__Stated task__: Determine the number of lines in the data that include the word "this", and write only that number.

__Dataset records__:
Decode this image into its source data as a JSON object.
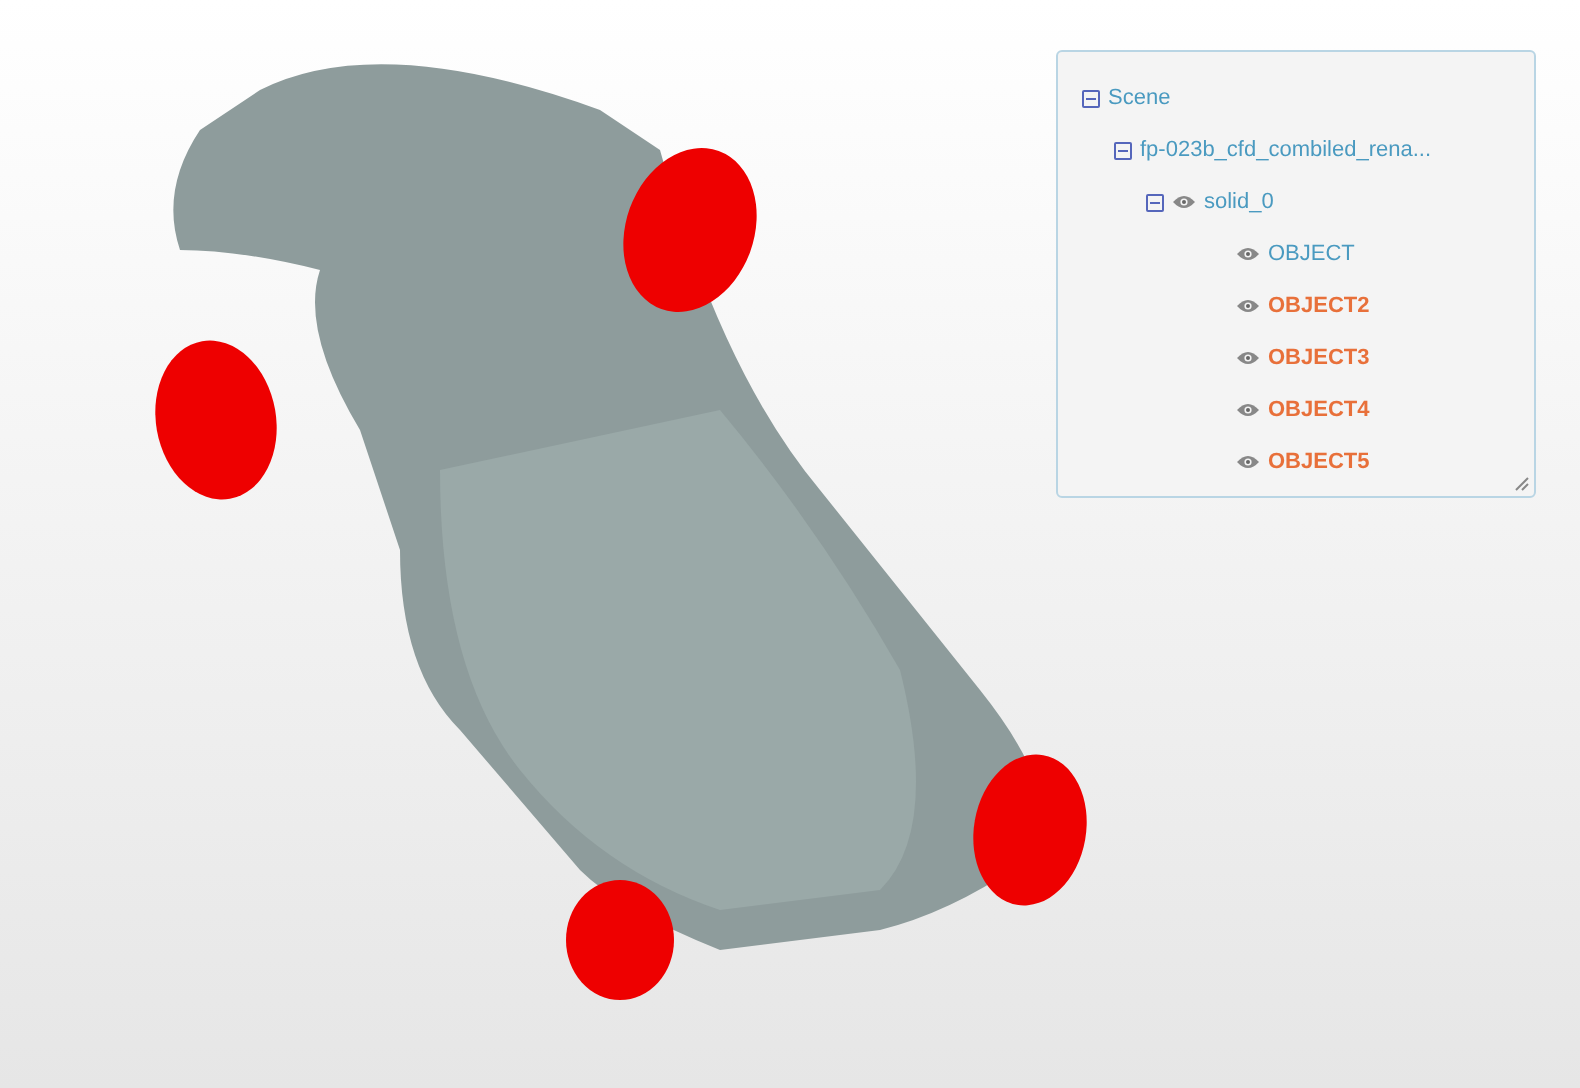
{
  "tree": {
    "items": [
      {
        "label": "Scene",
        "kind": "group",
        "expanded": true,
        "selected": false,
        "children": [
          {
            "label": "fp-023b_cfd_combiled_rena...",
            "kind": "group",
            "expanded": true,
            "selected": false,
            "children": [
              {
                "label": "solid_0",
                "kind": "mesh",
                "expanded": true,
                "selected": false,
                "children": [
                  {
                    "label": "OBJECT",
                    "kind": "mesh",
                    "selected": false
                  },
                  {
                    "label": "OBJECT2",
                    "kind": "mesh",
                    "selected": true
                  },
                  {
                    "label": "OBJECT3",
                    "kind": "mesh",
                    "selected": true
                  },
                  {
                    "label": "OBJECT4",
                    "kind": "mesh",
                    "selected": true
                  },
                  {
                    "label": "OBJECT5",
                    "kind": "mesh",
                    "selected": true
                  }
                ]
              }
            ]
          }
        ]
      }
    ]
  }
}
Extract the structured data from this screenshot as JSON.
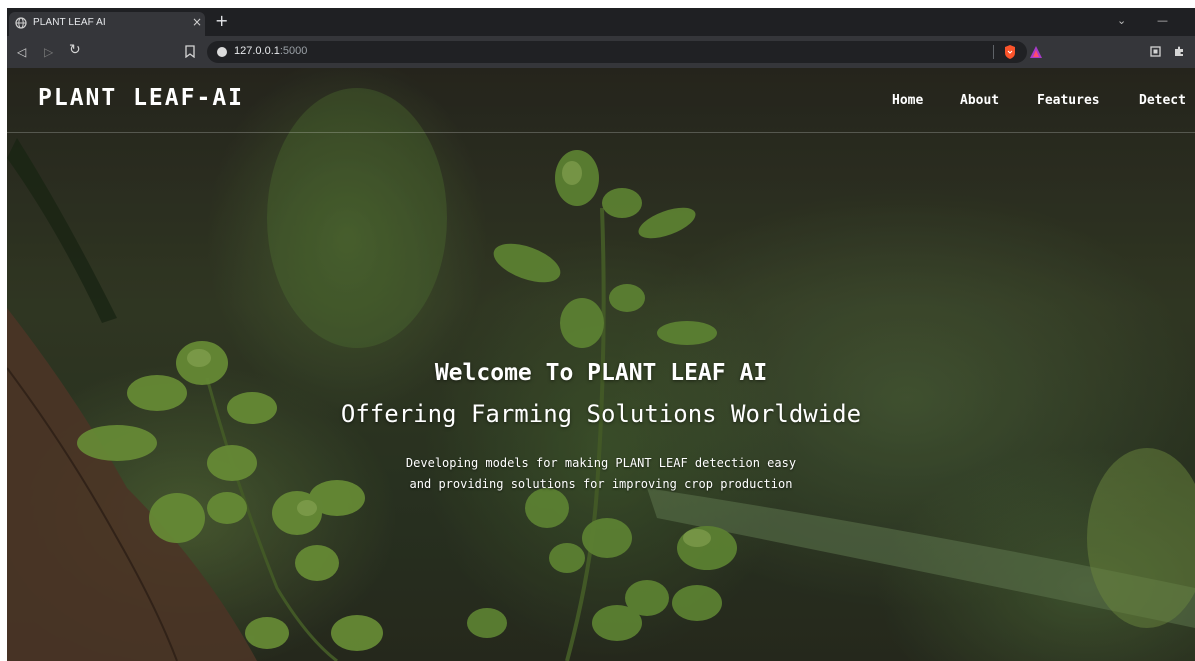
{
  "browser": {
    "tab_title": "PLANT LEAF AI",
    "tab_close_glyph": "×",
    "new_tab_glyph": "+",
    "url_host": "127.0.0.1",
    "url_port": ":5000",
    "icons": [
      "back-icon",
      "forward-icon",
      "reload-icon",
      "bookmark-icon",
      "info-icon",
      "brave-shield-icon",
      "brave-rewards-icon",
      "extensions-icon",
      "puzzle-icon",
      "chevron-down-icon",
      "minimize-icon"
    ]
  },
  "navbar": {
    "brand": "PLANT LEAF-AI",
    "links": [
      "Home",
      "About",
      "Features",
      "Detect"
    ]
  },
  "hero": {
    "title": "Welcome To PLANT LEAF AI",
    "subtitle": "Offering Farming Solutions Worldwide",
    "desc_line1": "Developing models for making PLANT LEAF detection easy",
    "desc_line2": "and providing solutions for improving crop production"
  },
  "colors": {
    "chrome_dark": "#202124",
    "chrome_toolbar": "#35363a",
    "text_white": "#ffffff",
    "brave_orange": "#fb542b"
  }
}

...

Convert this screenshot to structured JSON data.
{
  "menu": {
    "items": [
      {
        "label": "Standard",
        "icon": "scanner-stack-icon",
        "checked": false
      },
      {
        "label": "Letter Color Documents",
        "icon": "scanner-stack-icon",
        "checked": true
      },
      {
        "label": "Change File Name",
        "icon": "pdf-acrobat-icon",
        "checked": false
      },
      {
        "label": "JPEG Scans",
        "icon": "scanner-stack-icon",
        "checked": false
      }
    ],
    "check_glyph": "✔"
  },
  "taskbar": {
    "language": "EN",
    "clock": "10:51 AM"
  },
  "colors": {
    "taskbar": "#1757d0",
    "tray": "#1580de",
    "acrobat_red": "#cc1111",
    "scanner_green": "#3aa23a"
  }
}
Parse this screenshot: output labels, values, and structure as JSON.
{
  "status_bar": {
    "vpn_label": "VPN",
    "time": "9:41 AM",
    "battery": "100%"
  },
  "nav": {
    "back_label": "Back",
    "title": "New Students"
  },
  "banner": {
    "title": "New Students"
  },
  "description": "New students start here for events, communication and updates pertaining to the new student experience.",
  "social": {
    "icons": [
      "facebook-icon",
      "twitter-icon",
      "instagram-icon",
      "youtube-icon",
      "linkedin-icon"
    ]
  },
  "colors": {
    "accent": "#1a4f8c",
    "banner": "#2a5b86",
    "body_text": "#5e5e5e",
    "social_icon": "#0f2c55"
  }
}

__Expected output__: 4